WHAT IS BEING ASKED
Output the data word for word, dropping every image.
** Start INFORMATION PROVIDED **
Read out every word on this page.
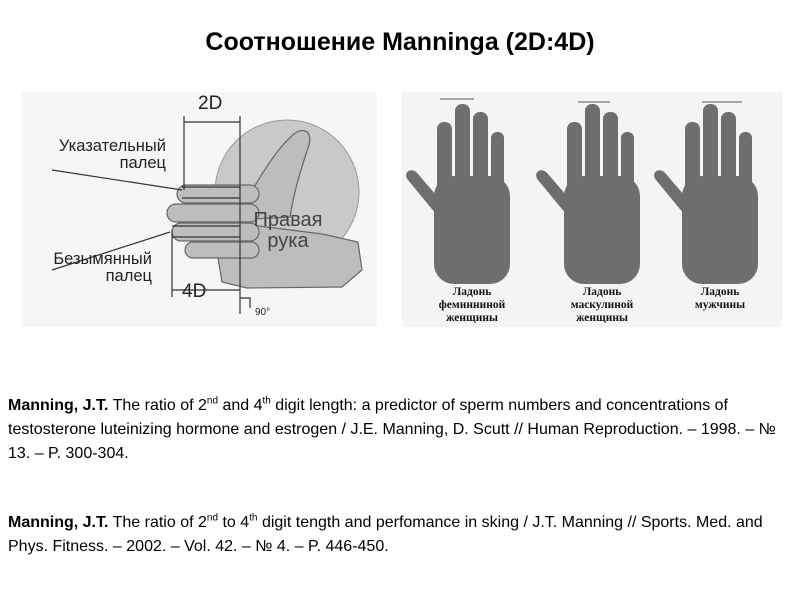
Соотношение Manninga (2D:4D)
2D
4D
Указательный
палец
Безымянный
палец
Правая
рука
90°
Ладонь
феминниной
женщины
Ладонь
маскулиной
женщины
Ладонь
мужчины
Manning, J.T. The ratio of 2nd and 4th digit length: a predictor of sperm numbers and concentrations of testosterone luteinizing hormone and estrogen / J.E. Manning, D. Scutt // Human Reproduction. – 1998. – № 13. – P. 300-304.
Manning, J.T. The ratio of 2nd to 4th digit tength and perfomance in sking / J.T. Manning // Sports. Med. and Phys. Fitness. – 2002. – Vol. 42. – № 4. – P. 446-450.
** End INFORMATION PROVIDED **
FINAL RESULT
Read out every word on this page.
Соотношение Manninga (2D:4D)
2D
4D
Указательный
палец
Безымянный
палец
Правая
рука
90°
Ладонь
феминниной
женщины
Ладонь
маскулиной
женщины
Ладонь
мужчины
Manning, J.T. The ratio of 2nd and 4th digit length: a predictor of sperm numbers and concentrations of testosterone luteinizing hormone and estrogen / J.E. Manning, D. Scutt // Human Reproduction. – 1998. – № 13. – P. 300-304.
Manning, J.T. The ratio of 2nd to 4th digit tength and perfomance in sking / J.T. Manning // Sports. Med. and Phys. Fitness. – 2002. – Vol. 42. – № 4. – P. 446-450.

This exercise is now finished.